------ Records to use ------

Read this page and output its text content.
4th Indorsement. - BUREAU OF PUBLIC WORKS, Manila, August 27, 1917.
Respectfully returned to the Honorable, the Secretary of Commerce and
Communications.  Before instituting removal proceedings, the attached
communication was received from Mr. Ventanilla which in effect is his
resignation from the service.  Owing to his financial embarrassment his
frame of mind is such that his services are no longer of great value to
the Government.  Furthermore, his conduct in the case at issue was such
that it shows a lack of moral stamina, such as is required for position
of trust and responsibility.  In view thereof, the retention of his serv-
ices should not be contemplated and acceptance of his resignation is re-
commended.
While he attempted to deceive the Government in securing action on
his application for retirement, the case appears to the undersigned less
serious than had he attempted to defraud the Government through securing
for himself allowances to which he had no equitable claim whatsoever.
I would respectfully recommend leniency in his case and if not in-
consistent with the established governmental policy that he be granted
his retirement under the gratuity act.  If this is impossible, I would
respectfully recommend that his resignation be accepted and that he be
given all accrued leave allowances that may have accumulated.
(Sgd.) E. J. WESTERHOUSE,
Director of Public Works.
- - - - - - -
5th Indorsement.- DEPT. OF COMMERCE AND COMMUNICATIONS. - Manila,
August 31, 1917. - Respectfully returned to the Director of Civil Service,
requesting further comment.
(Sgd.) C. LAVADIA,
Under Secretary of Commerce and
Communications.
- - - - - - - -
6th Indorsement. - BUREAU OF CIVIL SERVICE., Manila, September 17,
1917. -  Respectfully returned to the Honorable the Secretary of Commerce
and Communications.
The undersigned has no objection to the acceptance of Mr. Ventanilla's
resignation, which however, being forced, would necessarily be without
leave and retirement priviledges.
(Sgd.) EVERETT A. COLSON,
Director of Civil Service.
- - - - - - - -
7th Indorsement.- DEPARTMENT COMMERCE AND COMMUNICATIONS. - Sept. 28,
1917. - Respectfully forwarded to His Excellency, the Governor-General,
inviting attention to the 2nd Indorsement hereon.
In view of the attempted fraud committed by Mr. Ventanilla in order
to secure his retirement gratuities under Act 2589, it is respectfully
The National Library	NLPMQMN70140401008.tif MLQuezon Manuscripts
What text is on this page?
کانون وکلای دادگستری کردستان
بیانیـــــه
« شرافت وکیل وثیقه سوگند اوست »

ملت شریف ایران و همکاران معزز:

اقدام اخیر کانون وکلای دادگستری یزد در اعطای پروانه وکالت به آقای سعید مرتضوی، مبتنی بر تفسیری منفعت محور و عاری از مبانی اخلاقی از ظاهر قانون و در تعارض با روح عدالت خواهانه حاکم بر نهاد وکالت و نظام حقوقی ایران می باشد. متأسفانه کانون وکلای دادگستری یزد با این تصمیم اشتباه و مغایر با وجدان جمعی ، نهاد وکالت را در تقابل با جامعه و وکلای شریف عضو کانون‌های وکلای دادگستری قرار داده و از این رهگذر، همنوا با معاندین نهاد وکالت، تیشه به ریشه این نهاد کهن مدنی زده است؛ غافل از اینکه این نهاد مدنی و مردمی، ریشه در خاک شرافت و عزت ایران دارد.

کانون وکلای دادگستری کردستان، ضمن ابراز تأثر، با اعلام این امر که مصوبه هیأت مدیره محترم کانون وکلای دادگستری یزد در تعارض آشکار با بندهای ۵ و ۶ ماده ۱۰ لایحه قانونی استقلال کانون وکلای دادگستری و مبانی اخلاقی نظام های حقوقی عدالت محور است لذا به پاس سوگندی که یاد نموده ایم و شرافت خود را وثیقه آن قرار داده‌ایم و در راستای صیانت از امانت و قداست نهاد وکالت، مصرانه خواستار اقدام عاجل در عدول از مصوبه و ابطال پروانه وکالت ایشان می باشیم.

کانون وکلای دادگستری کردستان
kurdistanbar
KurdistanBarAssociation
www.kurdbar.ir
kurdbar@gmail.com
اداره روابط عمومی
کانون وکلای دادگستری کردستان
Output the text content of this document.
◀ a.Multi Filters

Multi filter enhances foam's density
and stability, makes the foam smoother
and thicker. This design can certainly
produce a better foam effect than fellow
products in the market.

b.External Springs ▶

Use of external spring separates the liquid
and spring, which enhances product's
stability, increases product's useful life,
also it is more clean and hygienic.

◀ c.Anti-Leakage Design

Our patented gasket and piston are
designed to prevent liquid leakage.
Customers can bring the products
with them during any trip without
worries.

------

__Directive__
Return each line with "Multi".

__Finished answer__
◀ a.Multi Filters
Multi filter enhances foam's density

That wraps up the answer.